§ **What to work on**
Transcribe every line of the listing below without any deviation.

§ **Excerpted data**
╭──
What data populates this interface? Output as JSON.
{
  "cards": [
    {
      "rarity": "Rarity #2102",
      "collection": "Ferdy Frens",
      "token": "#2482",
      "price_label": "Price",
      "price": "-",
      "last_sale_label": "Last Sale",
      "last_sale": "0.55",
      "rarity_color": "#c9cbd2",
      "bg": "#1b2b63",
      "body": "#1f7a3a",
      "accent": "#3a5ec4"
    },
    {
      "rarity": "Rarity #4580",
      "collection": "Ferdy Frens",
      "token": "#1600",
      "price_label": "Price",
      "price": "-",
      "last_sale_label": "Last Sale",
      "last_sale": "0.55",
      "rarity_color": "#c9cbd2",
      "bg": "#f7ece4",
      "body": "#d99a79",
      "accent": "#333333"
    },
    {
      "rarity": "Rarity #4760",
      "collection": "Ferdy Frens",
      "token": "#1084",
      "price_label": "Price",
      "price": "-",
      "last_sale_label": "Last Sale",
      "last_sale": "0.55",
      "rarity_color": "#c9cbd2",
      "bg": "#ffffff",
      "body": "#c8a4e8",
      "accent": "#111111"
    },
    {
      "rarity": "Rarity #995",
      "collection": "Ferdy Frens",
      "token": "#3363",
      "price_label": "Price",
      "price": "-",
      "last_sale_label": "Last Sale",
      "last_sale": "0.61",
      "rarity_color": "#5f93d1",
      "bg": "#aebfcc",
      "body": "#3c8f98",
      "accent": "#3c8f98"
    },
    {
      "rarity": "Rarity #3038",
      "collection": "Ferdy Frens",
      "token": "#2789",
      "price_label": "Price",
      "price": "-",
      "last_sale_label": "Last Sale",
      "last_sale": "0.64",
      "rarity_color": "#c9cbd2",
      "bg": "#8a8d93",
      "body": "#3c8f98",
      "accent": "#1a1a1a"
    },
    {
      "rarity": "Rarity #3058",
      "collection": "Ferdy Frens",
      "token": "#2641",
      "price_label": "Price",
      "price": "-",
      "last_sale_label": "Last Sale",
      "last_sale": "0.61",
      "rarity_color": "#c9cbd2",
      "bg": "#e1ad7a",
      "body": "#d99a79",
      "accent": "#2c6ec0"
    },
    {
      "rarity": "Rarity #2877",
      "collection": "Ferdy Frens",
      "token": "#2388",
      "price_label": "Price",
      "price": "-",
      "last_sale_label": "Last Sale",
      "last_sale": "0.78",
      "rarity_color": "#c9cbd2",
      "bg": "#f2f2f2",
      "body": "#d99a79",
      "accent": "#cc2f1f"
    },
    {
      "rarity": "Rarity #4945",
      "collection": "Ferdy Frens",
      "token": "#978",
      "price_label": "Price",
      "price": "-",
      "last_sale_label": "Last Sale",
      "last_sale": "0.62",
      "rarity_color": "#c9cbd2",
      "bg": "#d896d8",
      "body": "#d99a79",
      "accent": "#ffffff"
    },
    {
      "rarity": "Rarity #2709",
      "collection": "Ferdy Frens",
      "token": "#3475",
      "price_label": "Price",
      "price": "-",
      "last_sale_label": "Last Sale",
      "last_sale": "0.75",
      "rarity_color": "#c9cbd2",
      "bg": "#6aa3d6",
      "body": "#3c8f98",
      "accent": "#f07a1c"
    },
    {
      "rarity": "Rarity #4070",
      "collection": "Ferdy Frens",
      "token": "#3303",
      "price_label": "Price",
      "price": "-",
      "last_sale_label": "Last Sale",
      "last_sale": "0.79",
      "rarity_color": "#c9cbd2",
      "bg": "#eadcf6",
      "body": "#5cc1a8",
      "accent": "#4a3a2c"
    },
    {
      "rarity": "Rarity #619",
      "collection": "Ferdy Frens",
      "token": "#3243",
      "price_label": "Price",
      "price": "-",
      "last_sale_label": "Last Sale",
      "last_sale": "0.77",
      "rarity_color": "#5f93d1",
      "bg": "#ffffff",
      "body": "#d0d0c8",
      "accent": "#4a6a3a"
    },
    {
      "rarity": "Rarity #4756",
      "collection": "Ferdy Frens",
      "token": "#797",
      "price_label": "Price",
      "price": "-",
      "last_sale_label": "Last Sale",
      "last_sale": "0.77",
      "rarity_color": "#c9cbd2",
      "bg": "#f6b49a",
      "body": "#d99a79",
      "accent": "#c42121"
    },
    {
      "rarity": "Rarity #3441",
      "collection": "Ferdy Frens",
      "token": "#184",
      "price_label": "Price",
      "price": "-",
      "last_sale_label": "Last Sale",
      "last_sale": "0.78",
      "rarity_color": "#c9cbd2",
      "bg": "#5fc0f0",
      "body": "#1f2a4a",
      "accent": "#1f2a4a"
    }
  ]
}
╰──
§ **Output below**
What data populates this interface? Output as JSON.
{
  "cards": [
    {
      "rarity": "Rarity #2102",
      "collection": "Ferdy Frens",
      "token": "#2482",
      "price_label": "Price",
      "price": "-",
      "last_sale_label": "Last Sale",
      "last_sale": "0.55",
      "rarity_color": "#c9cbd2",
      "bg": "#1b2b63",
      "body": "#1f7a3a",
      "accent": "#3a5ec4"
    },
    {
      "rarity": "Rarity #4580",
      "collection": "Ferdy Frens",
      "token": "#1600",
      "price_label": "Price",
      "price": "-",
      "last_sale_label": "Last Sale",
      "last_sale": "0.55",
      "rarity_color": "#c9cbd2",
      "bg": "#f7ece4",
      "body": "#d99a79",
      "accent": "#333333"
    },
    {
      "rarity": "Rarity #4760",
      "collection": "Ferdy Frens",
      "token": "#1084",
      "price_label": "Price",
      "price": "-",
      "last_sale_label": "Last Sale",
      "last_sale": "0.55",
      "rarity_color": "#c9cbd2",
      "bg": "#ffffff",
      "body": "#c8a4e8",
      "accent": "#111111"
    },
    {
      "rarity": "Rarity #995",
      "collection": "Ferdy Frens",
      "token": "#3363",
      "price_label": "Price",
      "price": "-",
      "last_sale_label": "Last Sale",
      "last_sale": "0.61",
      "rarity_color": "#5f93d1",
      "bg": "#aebfcc",
      "body": "#3c8f98",
      "accent": "#3c8f98"
    },
    {
      "rarity": "Rarity #3038",
      "collection": "Ferdy Frens",
      "token": "#2789",
      "price_label": "Price",
      "price": "-",
      "last_sale_label": "Last Sale",
      "last_sale": "0.64",
      "rarity_color": "#c9cbd2",
      "bg": "#8a8d93",
      "body": "#3c8f98",
      "accent": "#1a1a1a"
    },
    {
      "rarity": "Rarity #3058",
      "collection": "Ferdy Frens",
      "token": "#2641",
      "price_label": "Price",
      "price": "-",
      "last_sale_label": "Last Sale",
      "last_sale": "0.61",
      "rarity_color": "#c9cbd2",
      "bg": "#e1ad7a",
      "body": "#d99a79",
      "accent": "#2c6ec0"
    },
    {
      "rarity": "Rarity #2877",
      "collection": "Ferdy Frens",
      "token": "#2388",
      "price_label": "Price",
      "price": "-",
      "last_sale_label": "Last Sale",
      "last_sale": "0.78",
      "rarity_color": "#c9cbd2",
      "bg": "#f2f2f2",
      "body": "#d99a79",
      "accent": "#cc2f1f"
    },
    {
      "rarity": "Rarity #4945",
      "collection": "Ferdy Frens",
      "token": "#978",
      "price_label": "Price",
      "price": "-",
      "last_sale_label": "Last Sale",
      "last_sale": "0.62",
      "rarity_color": "#c9cbd2",
      "bg": "#d896d8",
      "body": "#d99a79",
      "accent": "#ffffff"
    },
    {
      "rarity": "Rarity #2709",
      "collection": "Ferdy Frens",
      "token": "#3475",
      "price_label": "Price",
      "price": "-",
      "last_sale_label": "Last Sale",
      "last_sale": "0.75",
      "rarity_color": "#c9cbd2",
      "bg": "#6aa3d6",
      "body": "#3c8f98",
      "accent": "#f07a1c"
    },
    {
      "rarity": "Rarity #4070",
      "collection": "Ferdy Frens",
      "token": "#3303",
      "price_label": "Price",
      "price": "-",
      "last_sale_label": "Last Sale",
      "last_sale": "0.79",
      "rarity_color": "#c9cbd2",
      "bg": "#eadcf6",
      "body": "#5cc1a8",
      "accent": "#4a3a2c"
    },
    {
      "rarity": "Rarity #619",
      "collection": "Ferdy Frens",
      "token": "#3243",
      "price_label": "Price",
      "price": "-",
      "last_sale_label": "Last Sale",
      "last_sale": "0.77",
      "rarity_color": "#5f93d1",
      "bg": "#ffffff",
      "body": "#d0d0c8",
      "accent": "#4a6a3a"
    },
    {
      "rarity": "Rarity #4756",
      "collection": "Ferdy Frens",
      "token": "#797",
      "price_label": "Price",
      "price": "-",
      "last_sale_label": "Last Sale",
      "last_sale": "0.77",
      "rarity_color": "#c9cbd2",
      "bg": "#f6b49a",
      "body": "#d99a79",
      "accent": "#c42121"
    },
    {
      "rarity": "Rarity #3441",
      "collection": "Ferdy Frens",
      "token": "#184",
      "price_label": "Price",
      "price": "-",
      "last_sale_label": "Last Sale",
      "last_sale": "0.78",
      "rarity_color": "#c9cbd2",
      "bg": "#5fc0f0",
      "body": "#1f2a4a",
      "accent": "#1f2a4a"
    }
  ]
}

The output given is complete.